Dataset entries

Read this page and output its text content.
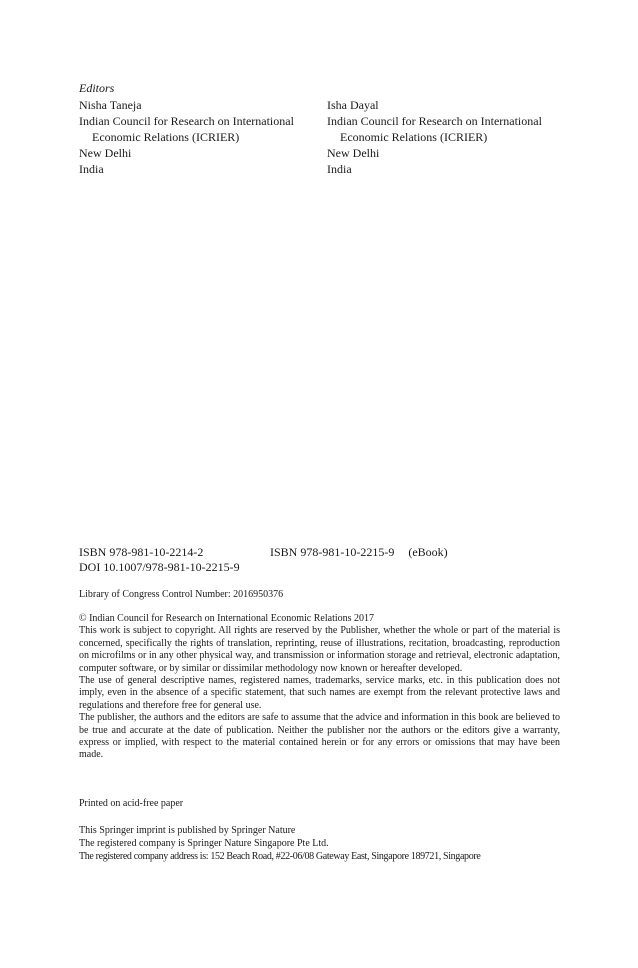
Editors
Nisha Taneja
Indian Council for Research on International
Economic Relations (ICRIER)
New Delhi
India
Isha Dayal
Indian Council for Research on International
Economic Relations (ICRIER)
New Delhi
India
ISBN 978-981-10-2214-2	ISBN 978-981-10-2215-9 (eBook)
DOI 10.1007/978-981-10-2215-9
Library of Congress Control Number: 2016950376

© Indian Council for Research on International Economic Relations 2017

This work is subject to copyright. All rights are reserved by the Publisher, whether the whole or part of the material is concerned, specifically the rights of translation, reprinting, reuse of illustrations, recitation, broadcasting, reproduction on microfilms or in any other physical way, and transmission or information storage and retrieval, electronic adaptation, computer software, or by similar or dissimilar methodology now known or hereafter developed.

The use of general descriptive names, registered names, trademarks, service marks, etc. in this publication does not imply, even in the absence of a specific statement, that such names are exempt from the relevant protective laws and regulations and therefore free for general use.

The publisher, the authors and the editors are safe to assume that the advice and information in this book are believed to be true and accurate at the date of publication. Neither the publisher nor the authors or the editors give a warranty, express or implied, with respect to the material contained herein or for any errors or omissions that may have been made.

Printed on acid-free paper
This Springer imprint is published by Springer Nature
The registered company is Springer Nature Singapore Pte Ltd.
The registered company address is: 152 Beach Road, #22-06/08 Gateway East, Singapore 189721, Singapore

§ **OBJECTIVE**
Track down every line with the word "registered" and copy it.

§ **TASK OUTPUT**
The use of general descriptive names, registered names, trademarks, service marks, etc. in this publication does not imply, even in the absence of a specific statement, that such names are exempt from the relevant protective laws and regulations and therefore free for general use.
The registered company is Springer Nature Singapore Pte Ltd.
The registered company address is: 152 Beach Road, #22-06/08 Gateway East, Singapore 189721, Singapore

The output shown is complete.